Task directions ▸ Your task is to give the data again, exactly, with every line intact.

Materials provided ▸

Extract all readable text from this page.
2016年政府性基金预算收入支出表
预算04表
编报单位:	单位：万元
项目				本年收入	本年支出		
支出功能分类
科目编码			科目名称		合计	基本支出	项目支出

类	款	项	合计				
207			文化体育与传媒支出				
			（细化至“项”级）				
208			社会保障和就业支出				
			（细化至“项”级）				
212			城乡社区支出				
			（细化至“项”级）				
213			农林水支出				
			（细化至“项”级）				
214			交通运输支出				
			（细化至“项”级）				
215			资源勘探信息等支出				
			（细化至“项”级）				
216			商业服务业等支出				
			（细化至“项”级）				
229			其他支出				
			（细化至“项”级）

Full output ▸
Extract all readable text from this page.
2016年政府性基金预算收入支出表
预算04表
编报单位:	单位：万元
项目				本年收入	本年支出		
支出功能分类
科目编码			科目名称		合计	基本支出	项目支出

类	款	项	合计				
207			文化体育与传媒支出				
			（细化至“项”级）				
208			社会保障和就业支出				
			（细化至“项”级）				
212			城乡社区支出				
			（细化至“项”级）				
213			农林水支出				
			（细化至“项”级）				
214			交通运输支出				
			（细化至“项”级）				
215			资源勘探信息等支出				
			（细化至“项”级）				
216			商业服务业等支出				
			（细化至“项”级）				
229			其他支出				
			（细化至“项”级）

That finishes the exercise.